**Written problem:** Repeat each record exactly as written, and drop any images.

**Information supplied:**
▬▬▬▬▬▬▬▬▬▬
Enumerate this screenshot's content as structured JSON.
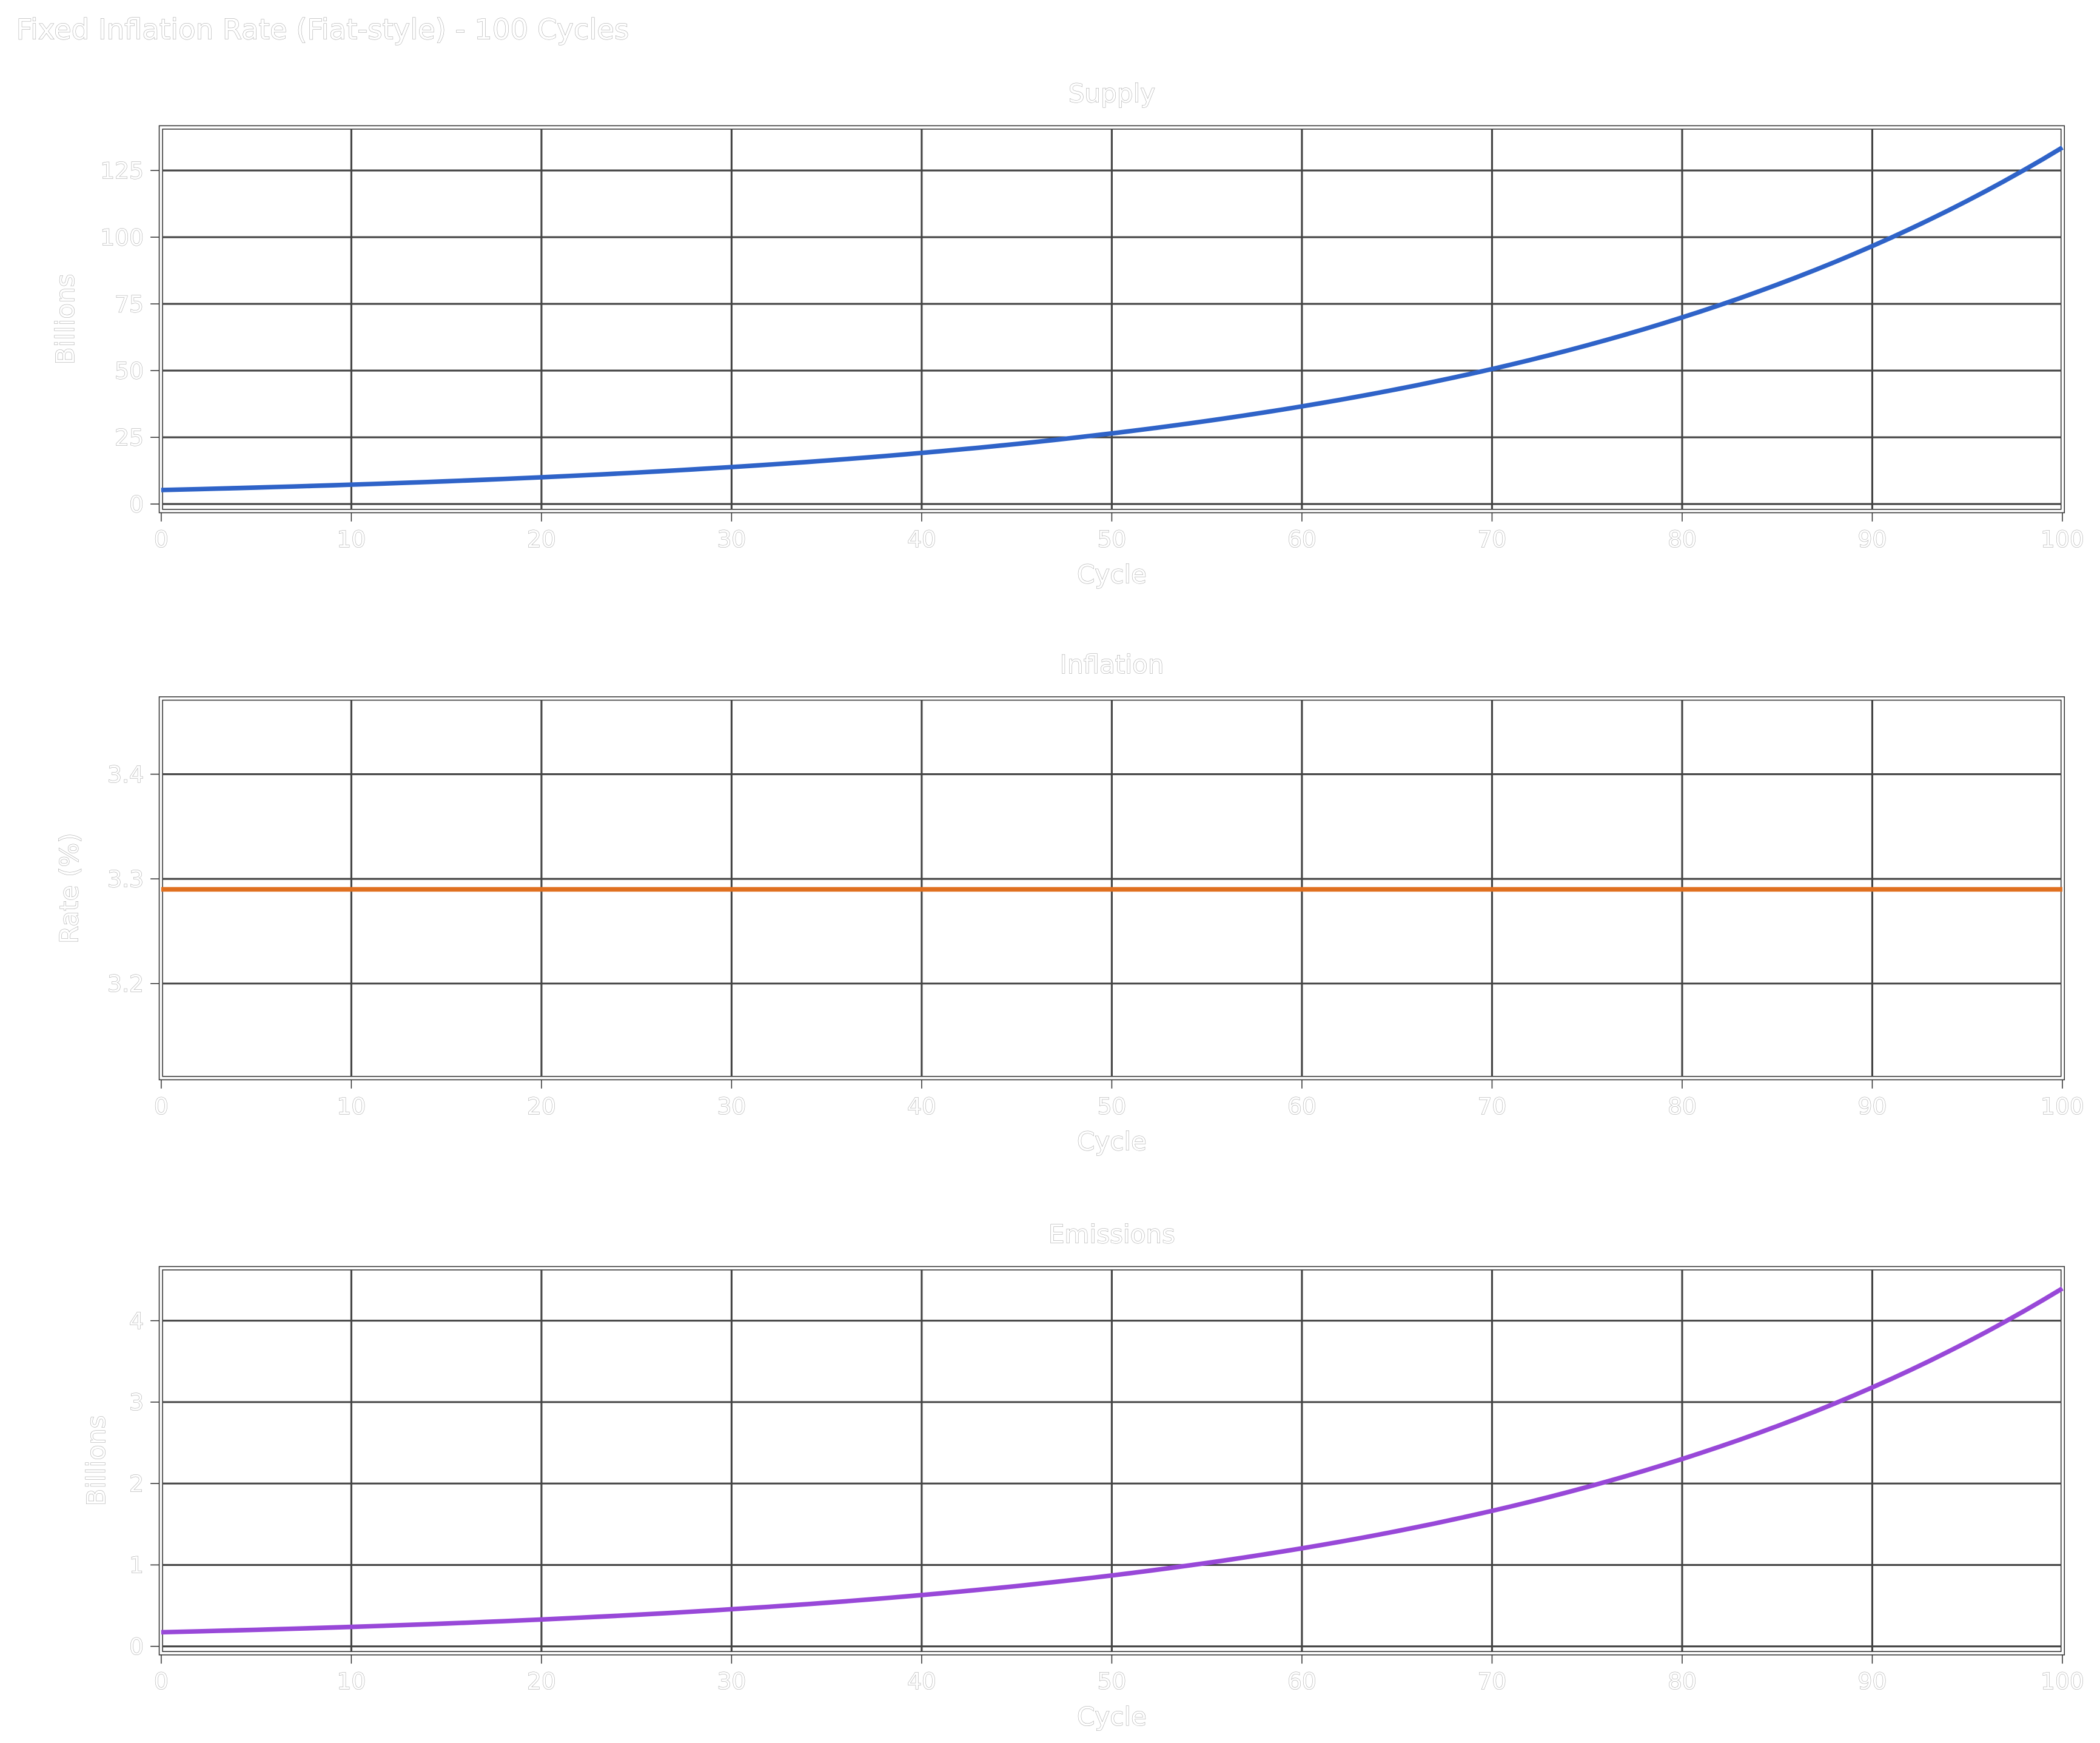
{
  "figure_title": "Fixed Inflation Rate (Fiat-style) - 100 Cycles",
  "chart_data": [
    {
      "type": "line",
      "title": "Supply",
      "xlabel": "Cycle",
      "ylabel": "Billions",
      "xlim": [
        0,
        100
      ],
      "ylim": [
        -2.5,
        141
      ],
      "xticks": [
        "0",
        "10",
        "20",
        "30",
        "40",
        "50",
        "60",
        "70",
        "80",
        "90",
        "100"
      ],
      "yticks": [
        "0",
        "25",
        "50",
        "75",
        "100",
        "125"
      ],
      "grid": true,
      "color": "#2f63c8",
      "x": [
        0,
        10,
        20,
        30,
        40,
        50,
        60,
        70,
        80,
        90,
        100
      ],
      "y": [
        5.25,
        7.26,
        10.03,
        13.86,
        19.16,
        26.48,
        36.6,
        50.59,
        69.93,
        96.66,
        133.6
      ]
    },
    {
      "type": "line",
      "title": "Inflation",
      "xlabel": "Cycle",
      "ylabel": "Rate (%)",
      "xlim": [
        0,
        100
      ],
      "ylim": [
        3.11,
        3.472
      ],
      "xticks": [
        "0",
        "10",
        "20",
        "30",
        "40",
        "50",
        "60",
        "70",
        "80",
        "90",
        "100"
      ],
      "yticks": [
        "3.2",
        "3.3",
        "3.4"
      ],
      "grid": true,
      "color": "#e07020",
      "x": [
        0,
        10,
        20,
        30,
        40,
        50,
        60,
        70,
        80,
        90,
        100
      ],
      "y": [
        3.29,
        3.29,
        3.29,
        3.29,
        3.29,
        3.29,
        3.29,
        3.29,
        3.29,
        3.29,
        3.29
      ]
    },
    {
      "type": "line",
      "title": "Emissions",
      "xlabel": "Cycle",
      "ylabel": "Billions",
      "xlim": [
        0,
        100
      ],
      "ylim": [
        -0.08,
        4.64
      ],
      "xticks": [
        "0",
        "10",
        "20",
        "30",
        "40",
        "50",
        "60",
        "70",
        "80",
        "90",
        "100"
      ],
      "yticks": [
        "0",
        "1",
        "2",
        "3",
        "4"
      ],
      "grid": true,
      "color": "#9848d8",
      "x": [
        0,
        10,
        20,
        30,
        40,
        50,
        60,
        70,
        80,
        90,
        100
      ],
      "y": [
        0.173,
        0.239,
        0.33,
        0.456,
        0.63,
        0.871,
        1.204,
        1.664,
        2.301,
        3.18,
        4.396
      ]
    }
  ]
}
▬▬▬▬▬▬▬▬▬▬
**Reply to the task:**
Enumerate this screenshot's content as structured JSON.
{
  "figure_title": "Fixed Inflation Rate (Fiat-style) - 100 Cycles",
  "chart_data": [
    {
      "type": "line",
      "title": "Supply",
      "xlabel": "Cycle",
      "ylabel": "Billions",
      "xlim": [
        0,
        100
      ],
      "ylim": [
        -2.5,
        141
      ],
      "xticks": [
        "0",
        "10",
        "20",
        "30",
        "40",
        "50",
        "60",
        "70",
        "80",
        "90",
        "100"
      ],
      "yticks": [
        "0",
        "25",
        "50",
        "75",
        "100",
        "125"
      ],
      "grid": true,
      "color": "#2f63c8",
      "x": [
        0,
        10,
        20,
        30,
        40,
        50,
        60,
        70,
        80,
        90,
        100
      ],
      "y": [
        5.25,
        7.26,
        10.03,
        13.86,
        19.16,
        26.48,
        36.6,
        50.59,
        69.93,
        96.66,
        133.6
      ]
    },
    {
      "type": "line",
      "title": "Inflation",
      "xlabel": "Cycle",
      "ylabel": "Rate (%)",
      "xlim": [
        0,
        100
      ],
      "ylim": [
        3.11,
        3.472
      ],
      "xticks": [
        "0",
        "10",
        "20",
        "30",
        "40",
        "50",
        "60",
        "70",
        "80",
        "90",
        "100"
      ],
      "yticks": [
        "3.2",
        "3.3",
        "3.4"
      ],
      "grid": true,
      "color": "#e07020",
      "x": [
        0,
        10,
        20,
        30,
        40,
        50,
        60,
        70,
        80,
        90,
        100
      ],
      "y": [
        3.29,
        3.29,
        3.29,
        3.29,
        3.29,
        3.29,
        3.29,
        3.29,
        3.29,
        3.29,
        3.29
      ]
    },
    {
      "type": "line",
      "title": "Emissions",
      "xlabel": "Cycle",
      "ylabel": "Billions",
      "xlim": [
        0,
        100
      ],
      "ylim": [
        -0.08,
        4.64
      ],
      "xticks": [
        "0",
        "10",
        "20",
        "30",
        "40",
        "50",
        "60",
        "70",
        "80",
        "90",
        "100"
      ],
      "yticks": [
        "0",
        "1",
        "2",
        "3",
        "4"
      ],
      "grid": true,
      "color": "#9848d8",
      "x": [
        0,
        10,
        20,
        30,
        40,
        50,
        60,
        70,
        80,
        90,
        100
      ],
      "y": [
        0.173,
        0.239,
        0.33,
        0.456,
        0.63,
        0.871,
        1.204,
        1.664,
        2.301,
        3.18,
        4.396
      ]
    }
  ]
}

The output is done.